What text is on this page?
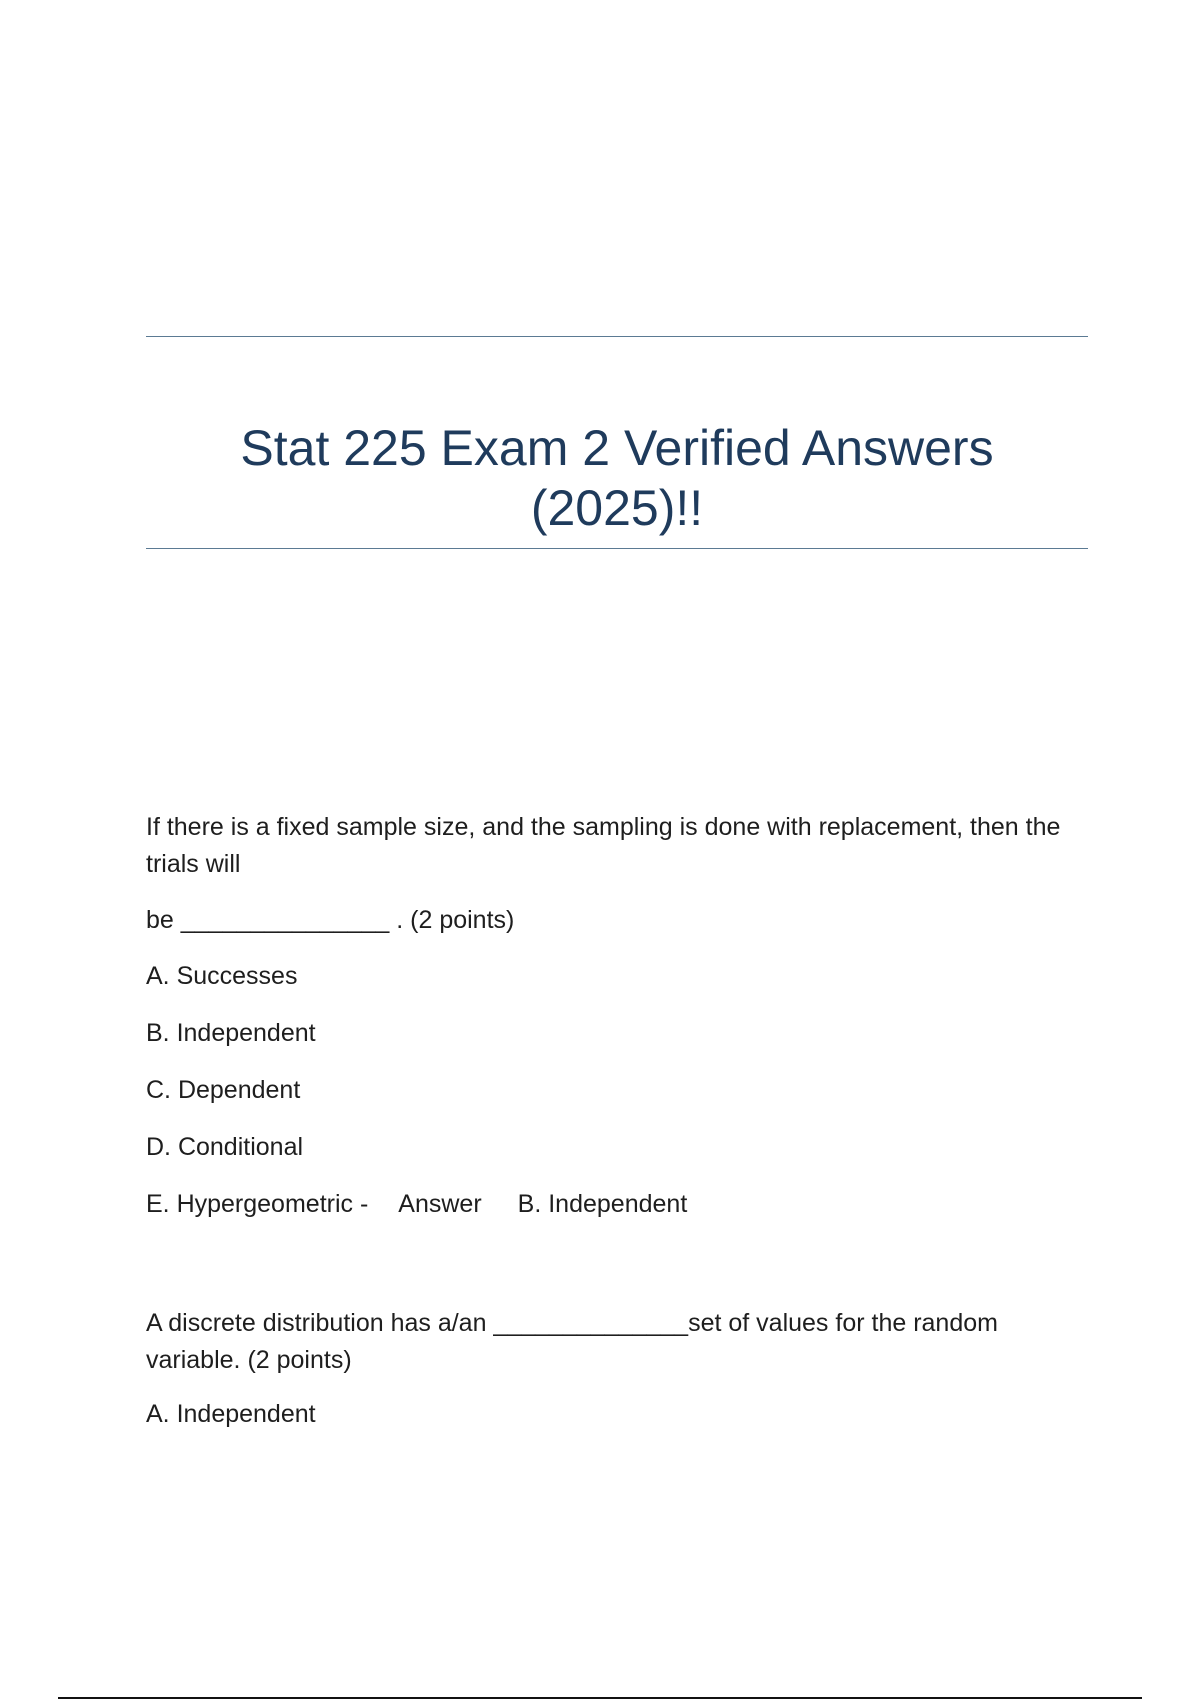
Stat 225 Exam 2 Verified Answers
(2025)!!

If there is a fixed sample size, and the sampling is done with replacement, then the trials will

be _______________ . (2 points)

A. Successes

B. Independent

C. Dependent

D. Conditional

E. Hypergeometric - Answer B. Independent

A discrete distribution has a/an ______________set of values for the random variable. (2 points)

A. Independent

__WRITTEN TASK__. Make a verbatim copy of all the entries and strip out the pictures.

__WORKED SOLUTION__.
What text is on this page?
Stat 225 Exam 2 Verified Answers
(2025)!!

If there is a fixed sample size, and the sampling is done with replacement, then the trials will

be _______________ . (2 points)

A. Successes

B. Independent

C. Dependent

D. Conditional

E. Hypergeometric - Answer B. Independent

A discrete distribution has a/an ______________set of values for the random variable. (2 points)

A. Independent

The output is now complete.